*The input*
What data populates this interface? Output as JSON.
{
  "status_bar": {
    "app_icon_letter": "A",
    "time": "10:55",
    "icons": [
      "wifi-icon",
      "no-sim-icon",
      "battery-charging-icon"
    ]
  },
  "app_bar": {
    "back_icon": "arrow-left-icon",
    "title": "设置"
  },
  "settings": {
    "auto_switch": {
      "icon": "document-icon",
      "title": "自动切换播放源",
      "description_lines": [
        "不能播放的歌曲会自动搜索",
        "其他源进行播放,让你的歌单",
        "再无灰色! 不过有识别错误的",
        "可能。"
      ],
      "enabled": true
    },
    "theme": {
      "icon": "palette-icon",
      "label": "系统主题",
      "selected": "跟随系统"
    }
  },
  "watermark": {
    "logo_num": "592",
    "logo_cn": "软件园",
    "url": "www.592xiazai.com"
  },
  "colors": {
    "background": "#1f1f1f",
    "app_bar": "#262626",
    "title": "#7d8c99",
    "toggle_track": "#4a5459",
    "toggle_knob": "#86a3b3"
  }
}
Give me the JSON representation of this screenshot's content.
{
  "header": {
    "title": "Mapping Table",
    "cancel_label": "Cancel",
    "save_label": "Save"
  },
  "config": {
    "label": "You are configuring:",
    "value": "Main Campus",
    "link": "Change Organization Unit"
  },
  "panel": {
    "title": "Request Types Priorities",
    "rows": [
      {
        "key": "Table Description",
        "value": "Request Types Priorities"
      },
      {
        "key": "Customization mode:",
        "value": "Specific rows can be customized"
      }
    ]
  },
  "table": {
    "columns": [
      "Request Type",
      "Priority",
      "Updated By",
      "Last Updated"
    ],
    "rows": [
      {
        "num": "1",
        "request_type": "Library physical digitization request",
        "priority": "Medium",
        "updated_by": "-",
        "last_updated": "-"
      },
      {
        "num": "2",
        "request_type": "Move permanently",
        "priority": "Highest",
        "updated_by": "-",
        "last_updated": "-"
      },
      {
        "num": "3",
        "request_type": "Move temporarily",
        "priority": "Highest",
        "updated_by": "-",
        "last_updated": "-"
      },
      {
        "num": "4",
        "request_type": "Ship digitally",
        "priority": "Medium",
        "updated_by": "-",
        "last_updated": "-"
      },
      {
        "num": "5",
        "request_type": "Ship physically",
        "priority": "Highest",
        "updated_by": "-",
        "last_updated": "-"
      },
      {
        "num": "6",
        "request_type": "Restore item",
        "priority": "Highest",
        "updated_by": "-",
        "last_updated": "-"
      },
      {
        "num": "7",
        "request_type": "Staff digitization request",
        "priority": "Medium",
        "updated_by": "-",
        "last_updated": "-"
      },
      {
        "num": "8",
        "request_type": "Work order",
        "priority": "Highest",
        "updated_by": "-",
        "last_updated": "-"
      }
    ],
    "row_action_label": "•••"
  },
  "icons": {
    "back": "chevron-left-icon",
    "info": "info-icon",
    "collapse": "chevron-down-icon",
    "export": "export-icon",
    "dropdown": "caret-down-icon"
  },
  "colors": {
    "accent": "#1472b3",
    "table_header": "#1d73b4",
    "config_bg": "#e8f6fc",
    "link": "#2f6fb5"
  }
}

*Prompt*
Take the listing above and set it down exactly.

*The solution*
What data populates this interface? Output as JSON.
{
  "status_bar": {
    "app_icon_letter": "A",
    "time": "10:55",
    "icons": [
      "wifi-icon",
      "no-sim-icon",
      "battery-charging-icon"
    ]
  },
  "app_bar": {
    "back_icon": "arrow-left-icon",
    "title": "设置"
  },
  "settings": {
    "auto_switch": {
      "icon": "document-icon",
      "title": "自动切换播放源",
      "description_lines": [
        "不能播放的歌曲会自动搜索",
        "其他源进行播放,让你的歌单",
        "再无灰色! 不过有识别错误的",
        "可能。"
      ],
      "enabled": true
    },
    "theme": {
      "icon": "palette-icon",
      "label": "系统主题",
      "selected": "跟随系统"
    }
  },
  "watermark": {
    "logo_num": "592",
    "logo_cn": "软件园",
    "url": "www.592xiazai.com"
  },
  "colors": {
    "background": "#1f1f1f",
    "app_bar": "#262626",
    "title": "#7d8c99",
    "toggle_track": "#4a5459",
    "toggle_knob": "#86a3b3"
  }
}
Give me the JSON representation of this screenshot's content.
{
  "header": {
    "title": "Mapping Table",
    "cancel_label": "Cancel",
    "save_label": "Save"
  },
  "config": {
    "label": "You are configuring:",
    "value": "Main Campus",
    "link": "Change Organization Unit"
  },
  "panel": {
    "title": "Request Types Priorities",
    "rows": [
      {
        "key": "Table Description",
        "value": "Request Types Priorities"
      },
      {
        "key": "Customization mode:",
        "value": "Specific rows can be customized"
      }
    ]
  },
  "table": {
    "columns": [
      "Request Type",
      "Priority",
      "Updated By",
      "Last Updated"
    ],
    "rows": [
      {
        "num": "1",
        "request_type": "Library physical digitization request",
        "priority": "Medium",
        "updated_by": "-",
        "last_updated": "-"
      },
      {
        "num": "2",
        "request_type": "Move permanently",
        "priority": "Highest",
        "updated_by": "-",
        "last_updated": "-"
      },
      {
        "num": "3",
        "request_type": "Move temporarily",
        "priority": "Highest",
        "updated_by": "-",
        "last_updated": "-"
      },
      {
        "num": "4",
        "request_type": "Ship digitally",
        "priority": "Medium",
        "updated_by": "-",
        "last_updated": "-"
      },
      {
        "num": "5",
        "request_type": "Ship physically",
        "priority": "Highest",
        "updated_by": "-",
        "last_updated": "-"
      },
      {
        "num": "6",
        "request_type": "Restore item",
        "priority": "Highest",
        "updated_by": "-",
        "last_updated": "-"
      },
      {
        "num": "7",
        "request_type": "Staff digitization request",
        "priority": "Medium",
        "updated_by": "-",
        "last_updated": "-"
      },
      {
        "num": "8",
        "request_type": "Work order",
        "priority": "Highest",
        "updated_by": "-",
        "last_updated": "-"
      }
    ],
    "row_action_label": "•••"
  },
  "icons": {
    "back": "chevron-left-icon",
    "info": "info-icon",
    "collapse": "chevron-down-icon",
    "export": "export-icon",
    "dropdown": "caret-down-icon"
  },
  "colors": {
    "accent": "#1472b3",
    "table_header": "#1d73b4",
    "config_bg": "#e8f6fc",
    "link": "#2f6fb5"
  }
}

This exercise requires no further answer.